## EXERCISE BRIEF
Where the line holding "Serialize everything readable" appears, start copying, and continue exactly through the last line of the listing, skipping pictures.

****

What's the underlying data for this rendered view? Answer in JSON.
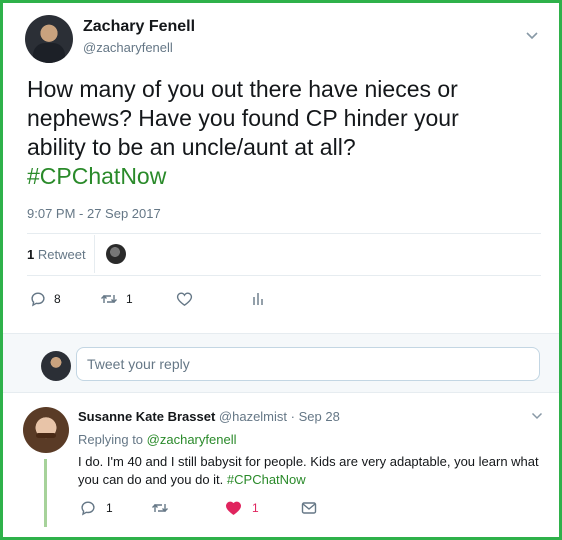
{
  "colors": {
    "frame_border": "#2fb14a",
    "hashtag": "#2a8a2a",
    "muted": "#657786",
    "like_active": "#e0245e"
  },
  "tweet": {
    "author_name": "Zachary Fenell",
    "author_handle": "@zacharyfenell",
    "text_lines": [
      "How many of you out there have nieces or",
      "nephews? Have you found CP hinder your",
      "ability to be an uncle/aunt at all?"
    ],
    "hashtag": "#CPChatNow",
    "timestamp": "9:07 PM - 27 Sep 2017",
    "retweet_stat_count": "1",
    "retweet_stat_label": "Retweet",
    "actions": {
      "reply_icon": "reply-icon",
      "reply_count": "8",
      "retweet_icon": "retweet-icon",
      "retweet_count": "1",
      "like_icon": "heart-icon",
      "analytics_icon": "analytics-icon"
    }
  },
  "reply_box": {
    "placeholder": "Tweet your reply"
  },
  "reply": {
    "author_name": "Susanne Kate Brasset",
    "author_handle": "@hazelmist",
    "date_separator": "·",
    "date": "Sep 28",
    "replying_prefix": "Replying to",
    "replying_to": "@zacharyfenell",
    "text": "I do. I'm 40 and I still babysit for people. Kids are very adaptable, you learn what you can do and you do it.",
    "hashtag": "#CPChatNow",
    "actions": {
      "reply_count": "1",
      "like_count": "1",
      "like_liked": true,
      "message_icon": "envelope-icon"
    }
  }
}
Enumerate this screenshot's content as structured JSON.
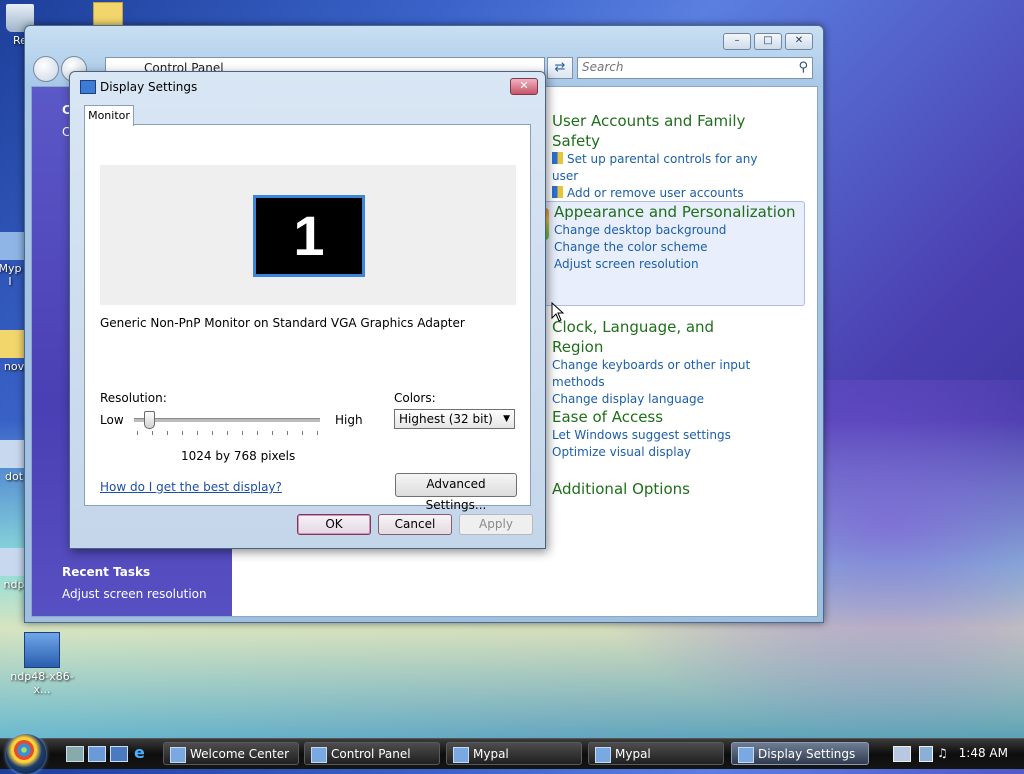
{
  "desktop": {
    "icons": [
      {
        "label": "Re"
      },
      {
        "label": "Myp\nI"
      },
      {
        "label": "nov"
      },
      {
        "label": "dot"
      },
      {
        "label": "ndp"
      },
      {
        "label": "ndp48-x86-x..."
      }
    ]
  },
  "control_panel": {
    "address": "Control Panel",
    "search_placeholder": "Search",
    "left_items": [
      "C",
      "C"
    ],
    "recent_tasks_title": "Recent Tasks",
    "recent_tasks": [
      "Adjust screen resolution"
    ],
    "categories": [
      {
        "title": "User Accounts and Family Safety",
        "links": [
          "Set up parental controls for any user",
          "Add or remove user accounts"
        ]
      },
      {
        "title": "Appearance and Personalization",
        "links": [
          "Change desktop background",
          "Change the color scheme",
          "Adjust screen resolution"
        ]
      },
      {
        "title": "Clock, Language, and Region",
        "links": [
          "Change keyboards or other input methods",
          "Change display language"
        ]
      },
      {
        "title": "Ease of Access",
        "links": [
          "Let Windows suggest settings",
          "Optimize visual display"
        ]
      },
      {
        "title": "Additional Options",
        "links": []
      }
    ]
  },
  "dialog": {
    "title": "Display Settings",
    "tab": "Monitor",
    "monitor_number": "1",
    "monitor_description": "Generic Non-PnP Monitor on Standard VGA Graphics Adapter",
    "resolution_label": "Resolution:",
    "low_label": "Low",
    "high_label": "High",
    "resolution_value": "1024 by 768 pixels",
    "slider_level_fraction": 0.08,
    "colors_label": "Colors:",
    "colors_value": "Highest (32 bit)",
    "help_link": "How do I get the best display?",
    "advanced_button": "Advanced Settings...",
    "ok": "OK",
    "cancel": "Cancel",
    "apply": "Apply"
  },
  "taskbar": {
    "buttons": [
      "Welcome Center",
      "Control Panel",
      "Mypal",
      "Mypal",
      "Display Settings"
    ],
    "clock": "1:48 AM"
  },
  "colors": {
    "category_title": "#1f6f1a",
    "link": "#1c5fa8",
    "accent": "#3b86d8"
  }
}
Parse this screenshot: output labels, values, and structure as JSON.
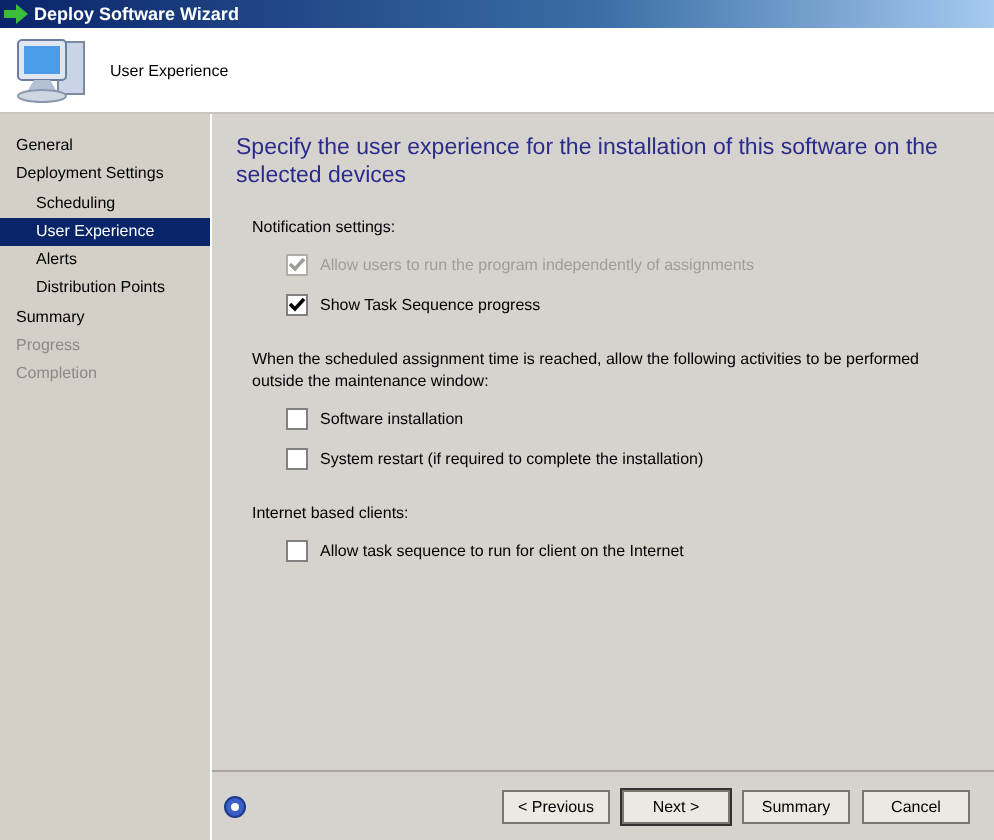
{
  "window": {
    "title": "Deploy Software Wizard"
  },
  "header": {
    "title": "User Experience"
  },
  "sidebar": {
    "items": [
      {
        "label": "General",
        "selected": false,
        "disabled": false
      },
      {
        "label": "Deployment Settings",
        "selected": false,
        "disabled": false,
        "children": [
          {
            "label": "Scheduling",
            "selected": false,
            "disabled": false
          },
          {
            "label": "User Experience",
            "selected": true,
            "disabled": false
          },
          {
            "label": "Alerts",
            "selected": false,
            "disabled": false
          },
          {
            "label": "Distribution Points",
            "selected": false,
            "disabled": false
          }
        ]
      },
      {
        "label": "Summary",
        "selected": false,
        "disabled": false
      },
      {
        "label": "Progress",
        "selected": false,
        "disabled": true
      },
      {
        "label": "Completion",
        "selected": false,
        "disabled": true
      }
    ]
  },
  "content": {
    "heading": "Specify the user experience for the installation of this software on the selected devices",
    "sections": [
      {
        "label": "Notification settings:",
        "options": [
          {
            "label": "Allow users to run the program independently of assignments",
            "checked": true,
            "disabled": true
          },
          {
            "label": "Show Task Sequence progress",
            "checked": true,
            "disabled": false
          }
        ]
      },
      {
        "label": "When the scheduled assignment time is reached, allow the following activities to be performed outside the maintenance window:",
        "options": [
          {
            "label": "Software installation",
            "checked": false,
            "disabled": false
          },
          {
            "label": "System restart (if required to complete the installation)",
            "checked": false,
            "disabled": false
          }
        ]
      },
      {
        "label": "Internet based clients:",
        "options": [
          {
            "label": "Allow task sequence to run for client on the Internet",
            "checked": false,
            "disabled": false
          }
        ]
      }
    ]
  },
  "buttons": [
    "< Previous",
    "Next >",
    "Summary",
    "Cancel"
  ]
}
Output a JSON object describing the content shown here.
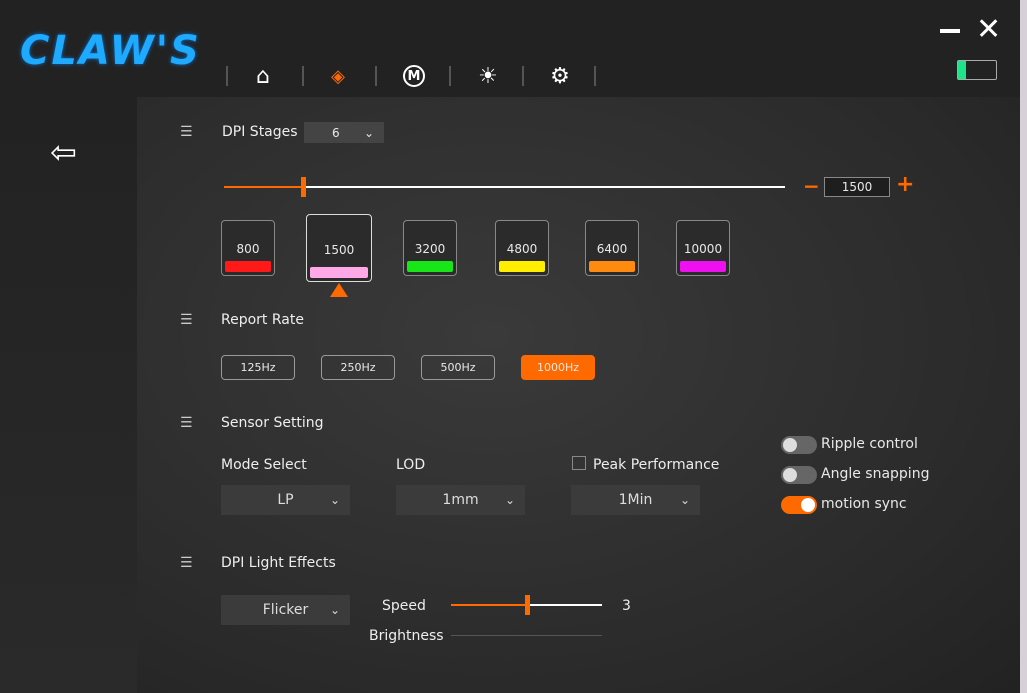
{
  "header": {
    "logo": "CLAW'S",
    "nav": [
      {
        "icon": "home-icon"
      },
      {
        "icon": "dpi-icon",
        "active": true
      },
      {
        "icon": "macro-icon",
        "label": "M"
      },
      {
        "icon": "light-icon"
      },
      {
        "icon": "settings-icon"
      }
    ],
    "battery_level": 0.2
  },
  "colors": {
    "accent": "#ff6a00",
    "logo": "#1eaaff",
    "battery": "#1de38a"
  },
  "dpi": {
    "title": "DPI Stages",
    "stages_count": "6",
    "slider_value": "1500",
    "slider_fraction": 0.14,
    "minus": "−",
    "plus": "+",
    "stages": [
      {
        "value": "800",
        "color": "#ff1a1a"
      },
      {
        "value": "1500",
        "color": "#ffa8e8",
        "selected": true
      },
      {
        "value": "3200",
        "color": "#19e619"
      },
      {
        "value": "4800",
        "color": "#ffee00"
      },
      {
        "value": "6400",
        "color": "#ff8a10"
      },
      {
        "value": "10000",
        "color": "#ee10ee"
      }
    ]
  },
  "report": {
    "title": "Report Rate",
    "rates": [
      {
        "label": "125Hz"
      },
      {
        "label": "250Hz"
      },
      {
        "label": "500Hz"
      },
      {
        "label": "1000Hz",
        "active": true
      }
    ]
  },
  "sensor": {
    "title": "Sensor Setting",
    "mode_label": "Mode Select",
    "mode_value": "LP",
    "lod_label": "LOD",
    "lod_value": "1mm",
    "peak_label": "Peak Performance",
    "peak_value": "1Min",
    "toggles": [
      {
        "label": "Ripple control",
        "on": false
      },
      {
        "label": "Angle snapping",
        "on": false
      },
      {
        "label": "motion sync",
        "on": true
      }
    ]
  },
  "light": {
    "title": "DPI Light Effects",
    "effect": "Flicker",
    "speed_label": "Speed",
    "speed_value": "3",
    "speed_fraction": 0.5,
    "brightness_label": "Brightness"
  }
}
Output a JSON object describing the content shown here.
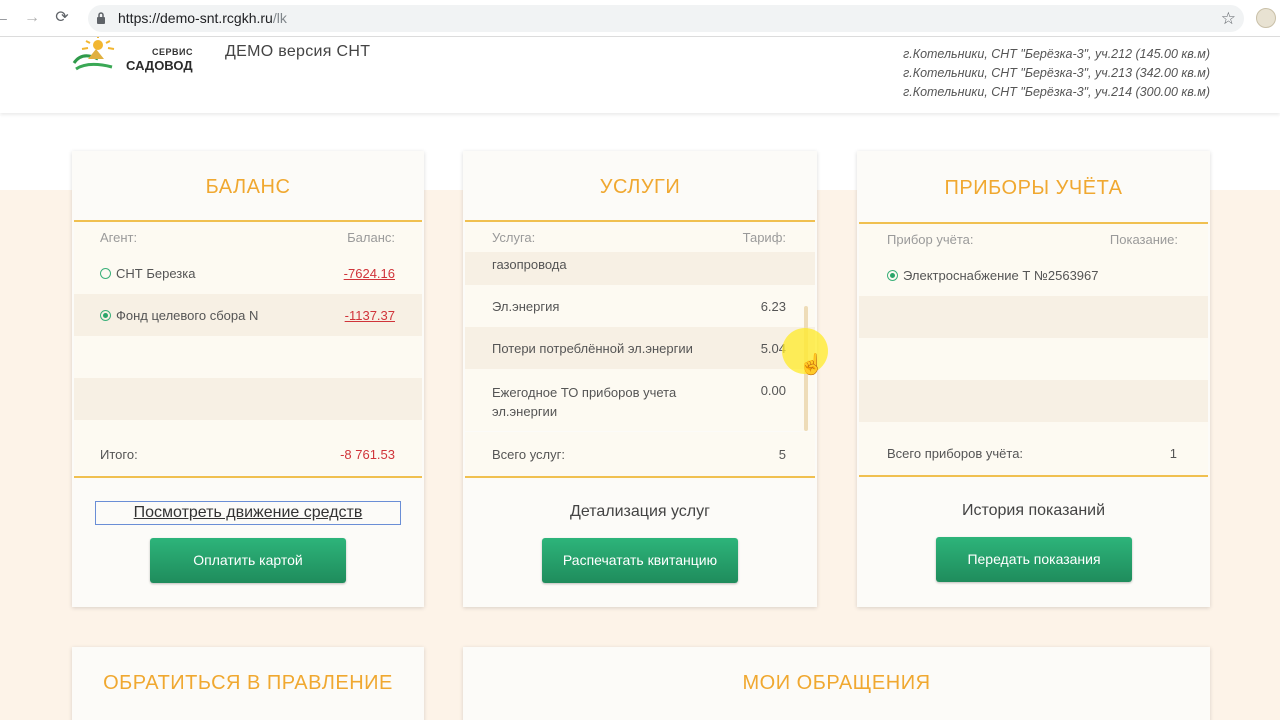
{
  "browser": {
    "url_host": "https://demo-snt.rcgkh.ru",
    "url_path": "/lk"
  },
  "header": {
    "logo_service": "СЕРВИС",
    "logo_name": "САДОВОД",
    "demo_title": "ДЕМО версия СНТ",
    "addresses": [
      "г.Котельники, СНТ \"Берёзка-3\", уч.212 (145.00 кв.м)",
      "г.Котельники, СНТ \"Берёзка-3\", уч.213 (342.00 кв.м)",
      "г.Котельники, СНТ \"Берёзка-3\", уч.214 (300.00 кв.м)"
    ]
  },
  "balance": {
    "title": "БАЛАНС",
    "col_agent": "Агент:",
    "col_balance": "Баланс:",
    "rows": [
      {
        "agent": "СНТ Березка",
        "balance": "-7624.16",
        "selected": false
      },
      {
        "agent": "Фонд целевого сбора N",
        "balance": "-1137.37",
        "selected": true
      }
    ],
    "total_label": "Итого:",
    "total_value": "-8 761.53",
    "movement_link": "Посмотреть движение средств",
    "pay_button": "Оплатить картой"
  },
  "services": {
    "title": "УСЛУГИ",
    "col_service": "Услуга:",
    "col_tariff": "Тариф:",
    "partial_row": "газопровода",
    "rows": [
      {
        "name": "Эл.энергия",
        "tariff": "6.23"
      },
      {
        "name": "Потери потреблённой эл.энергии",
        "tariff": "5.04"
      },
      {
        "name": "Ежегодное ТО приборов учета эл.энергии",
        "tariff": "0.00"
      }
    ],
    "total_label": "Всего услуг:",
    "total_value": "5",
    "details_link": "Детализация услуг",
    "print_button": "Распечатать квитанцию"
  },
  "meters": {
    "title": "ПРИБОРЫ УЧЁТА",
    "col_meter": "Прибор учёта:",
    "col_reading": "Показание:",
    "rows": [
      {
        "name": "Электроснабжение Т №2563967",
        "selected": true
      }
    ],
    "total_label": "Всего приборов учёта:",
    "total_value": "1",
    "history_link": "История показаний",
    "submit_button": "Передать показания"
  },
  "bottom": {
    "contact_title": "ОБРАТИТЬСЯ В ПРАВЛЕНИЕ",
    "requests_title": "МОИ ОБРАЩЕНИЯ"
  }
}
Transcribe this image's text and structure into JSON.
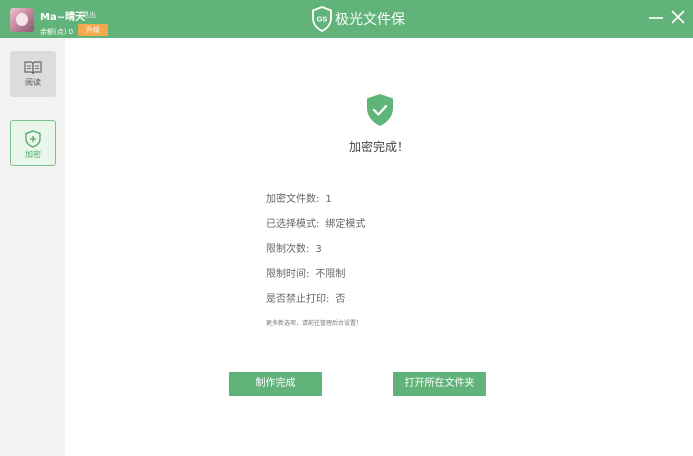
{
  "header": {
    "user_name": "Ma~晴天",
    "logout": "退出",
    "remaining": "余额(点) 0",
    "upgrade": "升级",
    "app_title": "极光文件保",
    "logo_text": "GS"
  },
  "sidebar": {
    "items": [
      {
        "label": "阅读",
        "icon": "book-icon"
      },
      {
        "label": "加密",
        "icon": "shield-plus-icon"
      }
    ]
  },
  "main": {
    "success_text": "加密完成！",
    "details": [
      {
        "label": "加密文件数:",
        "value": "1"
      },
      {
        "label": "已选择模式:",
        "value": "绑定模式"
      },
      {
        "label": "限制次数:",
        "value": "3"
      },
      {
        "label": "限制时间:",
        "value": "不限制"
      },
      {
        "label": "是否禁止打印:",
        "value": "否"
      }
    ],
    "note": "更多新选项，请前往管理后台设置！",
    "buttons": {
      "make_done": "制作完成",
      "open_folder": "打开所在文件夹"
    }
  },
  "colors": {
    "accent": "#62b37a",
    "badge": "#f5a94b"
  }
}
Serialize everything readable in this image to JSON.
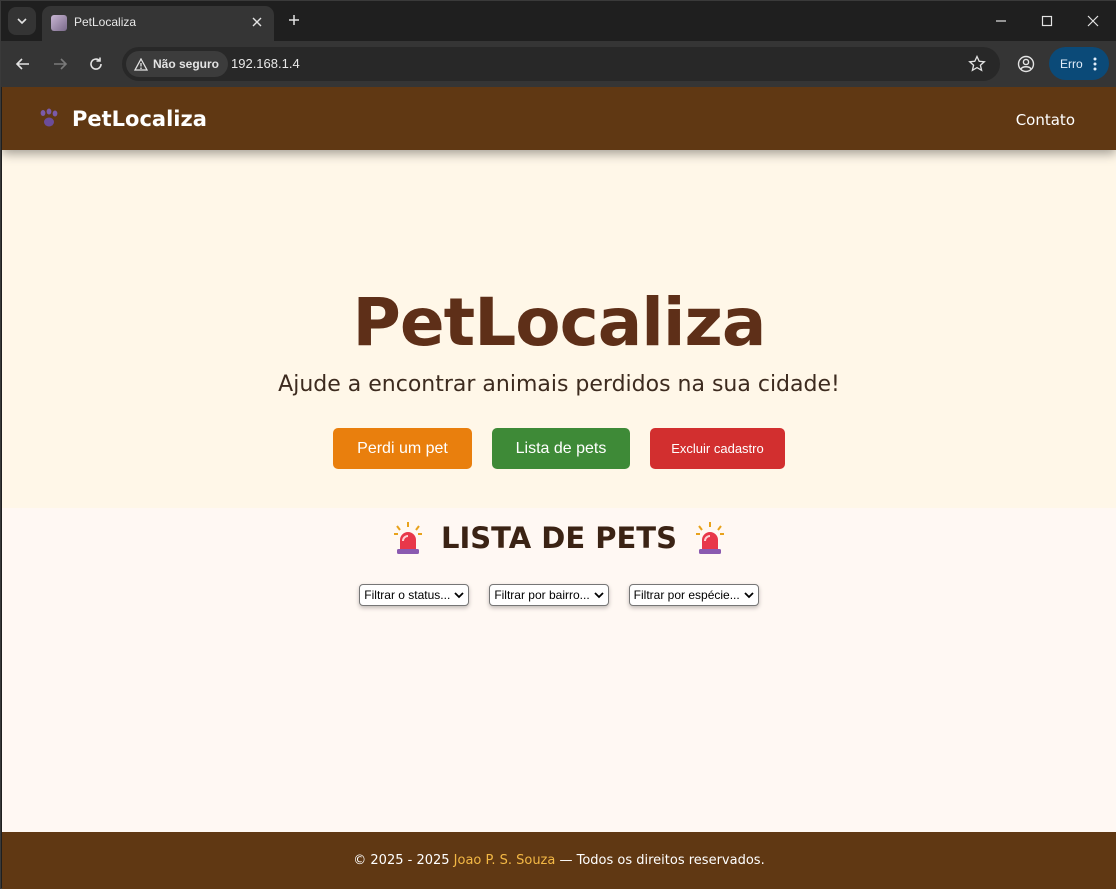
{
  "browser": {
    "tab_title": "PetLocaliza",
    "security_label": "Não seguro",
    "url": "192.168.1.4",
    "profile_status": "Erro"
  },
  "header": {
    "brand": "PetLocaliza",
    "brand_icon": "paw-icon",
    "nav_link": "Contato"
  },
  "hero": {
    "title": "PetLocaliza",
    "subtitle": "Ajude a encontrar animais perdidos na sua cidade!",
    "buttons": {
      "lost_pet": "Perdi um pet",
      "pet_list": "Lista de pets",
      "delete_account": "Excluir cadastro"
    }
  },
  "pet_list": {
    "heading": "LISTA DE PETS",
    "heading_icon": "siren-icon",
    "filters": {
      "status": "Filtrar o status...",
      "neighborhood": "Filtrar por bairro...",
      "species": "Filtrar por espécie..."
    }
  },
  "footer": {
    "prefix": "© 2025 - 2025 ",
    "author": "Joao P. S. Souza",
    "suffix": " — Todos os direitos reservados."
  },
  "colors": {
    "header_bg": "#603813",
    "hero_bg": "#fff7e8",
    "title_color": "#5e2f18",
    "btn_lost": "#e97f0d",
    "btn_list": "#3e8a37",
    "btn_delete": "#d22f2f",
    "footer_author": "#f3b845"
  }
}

****

## TASK OUTPUT
Serialize everything readable in this image to JSON.
{
  "browser": {
    "tab_title": "PetLocaliza",
    "security_label": "Não seguro",
    "url": "192.168.1.4",
    "profile_status": "Erro"
  },
  "header": {
    "brand": "PetLocaliza",
    "brand_icon": "paw-icon",
    "nav_link": "Contato"
  },
  "hero": {
    "title": "PetLocaliza",
    "subtitle": "Ajude a encontrar animais perdidos na sua cidade!",
    "buttons": {
      "lost_pet": "Perdi um pet",
      "pet_list": "Lista de pets",
      "delete_account": "Excluir cadastro"
    }
  },
  "pet_list": {
    "heading": "LISTA DE PETS",
    "heading_icon": "siren-icon",
    "filters": {
      "status": "Filtrar o status...",
      "neighborhood": "Filtrar por bairro...",
      "species": "Filtrar por espécie..."
    }
  },
  "footer": {
    "prefix": "© 2025 - 2025 ",
    "author": "Joao P. S. Souza",
    "suffix": " — Todos os direitos reservados."
  },
  "colors": {
    "header_bg": "#603813",
    "hero_bg": "#fff7e8",
    "title_color": "#5e2f18",
    "btn_lost": "#e97f0d",
    "btn_list": "#3e8a37",
    "btn_delete": "#d22f2f",
    "footer_author": "#f3b845"
  }
}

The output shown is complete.